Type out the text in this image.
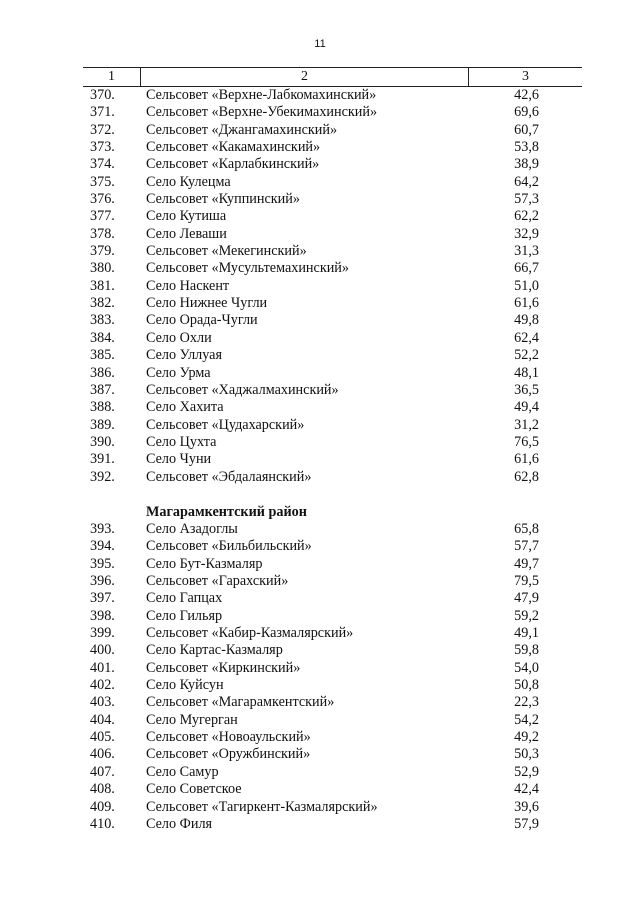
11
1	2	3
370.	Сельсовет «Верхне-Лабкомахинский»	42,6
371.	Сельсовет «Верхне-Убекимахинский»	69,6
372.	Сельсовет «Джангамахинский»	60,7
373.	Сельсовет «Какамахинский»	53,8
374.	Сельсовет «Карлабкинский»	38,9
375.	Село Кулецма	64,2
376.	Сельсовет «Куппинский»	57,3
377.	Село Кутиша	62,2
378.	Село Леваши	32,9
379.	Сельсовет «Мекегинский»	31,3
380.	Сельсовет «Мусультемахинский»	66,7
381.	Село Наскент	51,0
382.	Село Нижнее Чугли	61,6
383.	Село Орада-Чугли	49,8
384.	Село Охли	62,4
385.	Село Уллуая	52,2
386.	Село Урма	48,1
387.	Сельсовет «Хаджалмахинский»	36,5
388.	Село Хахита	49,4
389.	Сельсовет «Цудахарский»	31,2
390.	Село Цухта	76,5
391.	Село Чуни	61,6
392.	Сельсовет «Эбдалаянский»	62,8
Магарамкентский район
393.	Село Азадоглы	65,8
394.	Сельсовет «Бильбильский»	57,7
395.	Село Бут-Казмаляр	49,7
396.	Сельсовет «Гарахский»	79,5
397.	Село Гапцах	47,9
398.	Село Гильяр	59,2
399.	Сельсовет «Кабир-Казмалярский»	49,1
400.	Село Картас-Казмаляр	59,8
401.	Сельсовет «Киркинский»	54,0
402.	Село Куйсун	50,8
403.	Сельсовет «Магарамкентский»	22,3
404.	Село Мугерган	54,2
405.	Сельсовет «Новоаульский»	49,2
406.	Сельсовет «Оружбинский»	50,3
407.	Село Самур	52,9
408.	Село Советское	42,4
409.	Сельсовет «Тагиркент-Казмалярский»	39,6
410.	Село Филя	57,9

=-=-=-=-=

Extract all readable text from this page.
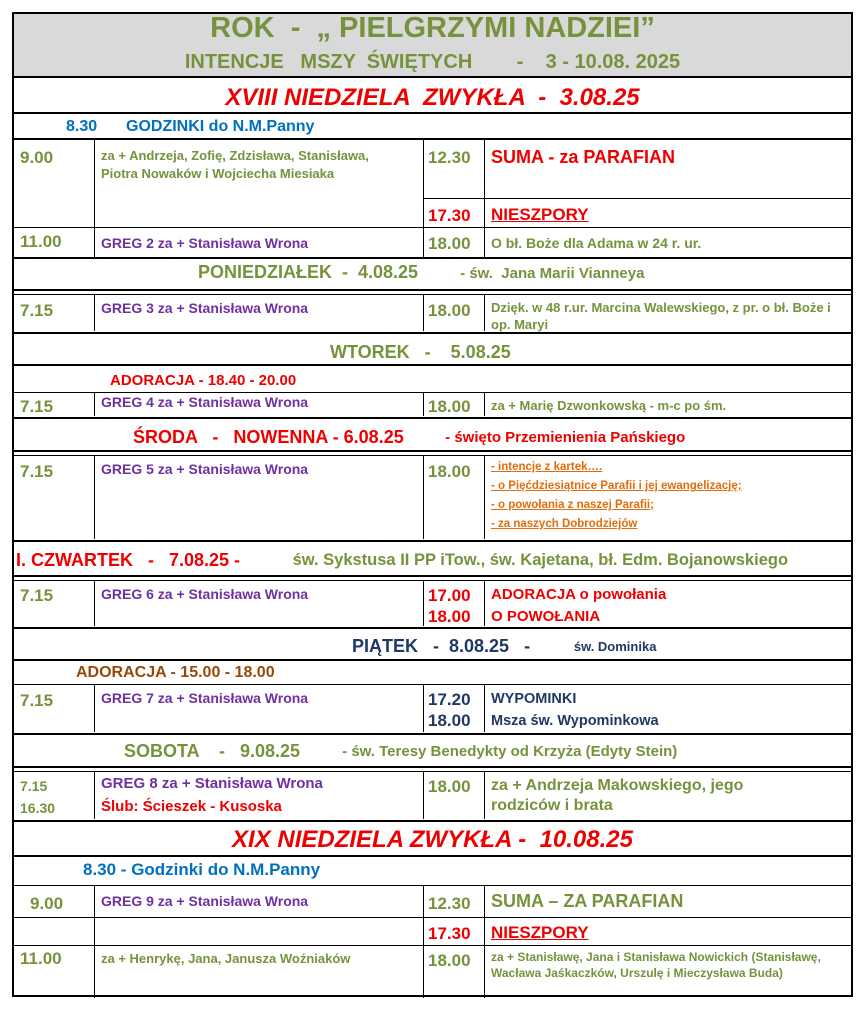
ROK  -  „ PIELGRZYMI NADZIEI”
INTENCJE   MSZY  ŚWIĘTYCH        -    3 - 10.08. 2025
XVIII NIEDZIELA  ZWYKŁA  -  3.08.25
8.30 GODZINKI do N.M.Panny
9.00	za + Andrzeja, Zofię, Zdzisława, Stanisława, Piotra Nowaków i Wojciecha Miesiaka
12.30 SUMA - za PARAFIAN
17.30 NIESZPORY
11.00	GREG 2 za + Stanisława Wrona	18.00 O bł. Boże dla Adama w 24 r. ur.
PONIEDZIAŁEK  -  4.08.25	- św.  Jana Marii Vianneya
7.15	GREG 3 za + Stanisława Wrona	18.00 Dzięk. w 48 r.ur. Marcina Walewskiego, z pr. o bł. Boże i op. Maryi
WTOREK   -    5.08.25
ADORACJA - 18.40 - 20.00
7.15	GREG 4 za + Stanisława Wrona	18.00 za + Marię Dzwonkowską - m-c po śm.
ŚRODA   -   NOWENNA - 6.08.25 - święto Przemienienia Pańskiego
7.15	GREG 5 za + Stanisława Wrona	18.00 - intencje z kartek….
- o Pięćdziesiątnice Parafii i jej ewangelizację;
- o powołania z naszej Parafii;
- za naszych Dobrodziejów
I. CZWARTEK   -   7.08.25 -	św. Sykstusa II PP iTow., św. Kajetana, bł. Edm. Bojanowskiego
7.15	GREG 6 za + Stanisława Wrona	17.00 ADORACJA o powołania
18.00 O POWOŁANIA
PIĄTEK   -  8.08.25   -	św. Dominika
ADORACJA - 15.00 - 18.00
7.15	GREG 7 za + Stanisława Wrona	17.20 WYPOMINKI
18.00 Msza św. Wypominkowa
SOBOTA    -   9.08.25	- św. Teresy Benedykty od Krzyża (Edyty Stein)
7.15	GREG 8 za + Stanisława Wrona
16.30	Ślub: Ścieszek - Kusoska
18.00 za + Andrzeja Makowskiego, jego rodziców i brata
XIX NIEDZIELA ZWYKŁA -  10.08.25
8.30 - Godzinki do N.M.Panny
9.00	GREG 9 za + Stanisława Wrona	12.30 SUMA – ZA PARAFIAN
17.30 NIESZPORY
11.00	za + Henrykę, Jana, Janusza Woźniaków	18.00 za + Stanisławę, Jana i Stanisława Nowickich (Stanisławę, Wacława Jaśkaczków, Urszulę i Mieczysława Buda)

=-=-=-=-=

▶ CHALLENGE:
Show all lines above holding "Казмалярский".

▶ CORRECT ANSWER:
399.	Сельсовет «Кабир-Казмалярский»	49,1
409.	Сельсовет «Тагиркент-Казмалярский»	39,6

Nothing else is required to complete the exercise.